Provide the data again in its entirety, exactly as given.

[Begin]

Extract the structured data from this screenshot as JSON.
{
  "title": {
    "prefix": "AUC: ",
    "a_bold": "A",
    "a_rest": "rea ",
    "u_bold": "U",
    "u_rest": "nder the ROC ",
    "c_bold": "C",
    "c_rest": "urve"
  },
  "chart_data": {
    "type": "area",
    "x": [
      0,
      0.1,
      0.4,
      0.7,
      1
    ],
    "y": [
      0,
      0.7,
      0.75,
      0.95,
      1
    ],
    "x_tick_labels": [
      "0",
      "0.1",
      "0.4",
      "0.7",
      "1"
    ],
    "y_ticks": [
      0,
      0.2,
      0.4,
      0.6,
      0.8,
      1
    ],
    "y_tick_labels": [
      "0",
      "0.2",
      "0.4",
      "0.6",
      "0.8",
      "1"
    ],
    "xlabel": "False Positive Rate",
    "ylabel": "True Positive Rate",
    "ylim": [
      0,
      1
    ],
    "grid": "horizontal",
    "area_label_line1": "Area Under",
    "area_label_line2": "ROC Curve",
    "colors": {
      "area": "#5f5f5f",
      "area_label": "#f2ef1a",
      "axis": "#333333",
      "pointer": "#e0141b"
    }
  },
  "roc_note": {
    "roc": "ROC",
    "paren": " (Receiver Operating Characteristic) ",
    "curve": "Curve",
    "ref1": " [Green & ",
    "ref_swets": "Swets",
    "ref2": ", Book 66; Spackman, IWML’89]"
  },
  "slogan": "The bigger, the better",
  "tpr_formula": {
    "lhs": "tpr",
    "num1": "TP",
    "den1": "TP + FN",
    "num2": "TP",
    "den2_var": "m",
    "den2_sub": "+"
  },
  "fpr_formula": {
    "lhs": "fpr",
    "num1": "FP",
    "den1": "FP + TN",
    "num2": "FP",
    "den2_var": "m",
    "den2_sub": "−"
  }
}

[End]

_FINISHED TASK_
Extract the structured data from this screenshot as JSON.
{
  "title": {
    "prefix": "AUC: ",
    "a_bold": "A",
    "a_rest": "rea ",
    "u_bold": "U",
    "u_rest": "nder the ROC ",
    "c_bold": "C",
    "c_rest": "urve"
  },
  "chart_data": {
    "type": "area",
    "x": [
      0,
      0.1,
      0.4,
      0.7,
      1
    ],
    "y": [
      0,
      0.7,
      0.75,
      0.95,
      1
    ],
    "x_tick_labels": [
      "0",
      "0.1",
      "0.4",
      "0.7",
      "1"
    ],
    "y_ticks": [
      0,
      0.2,
      0.4,
      0.6,
      0.8,
      1
    ],
    "y_tick_labels": [
      "0",
      "0.2",
      "0.4",
      "0.6",
      "0.8",
      "1"
    ],
    "xlabel": "False Positive Rate",
    "ylabel": "True Positive Rate",
    "ylim": [
      0,
      1
    ],
    "grid": "horizontal",
    "area_label_line1": "Area Under",
    "area_label_line2": "ROC Curve",
    "colors": {
      "area": "#5f5f5f",
      "area_label": "#f2ef1a",
      "axis": "#333333",
      "pointer": "#e0141b"
    }
  },
  "roc_note": {
    "roc": "ROC",
    "paren": " (Receiver Operating Characteristic) ",
    "curve": "Curve",
    "ref1": " [Green & ",
    "ref_swets": "Swets",
    "ref2": ", Book 66; Spackman, IWML’89]"
  },
  "slogan": "The bigger, the better",
  "tpr_formula": {
    "lhs": "tpr",
    "num1": "TP",
    "den1": "TP + FN",
    "num2": "TP",
    "den2_var": "m",
    "den2_sub": "+"
  },
  "fpr_formula": {
    "lhs": "fpr",
    "num1": "FP",
    "den1": "FP + TN",
    "num2": "FP",
    "den2_var": "m",
    "den2_sub": "−"
  }
}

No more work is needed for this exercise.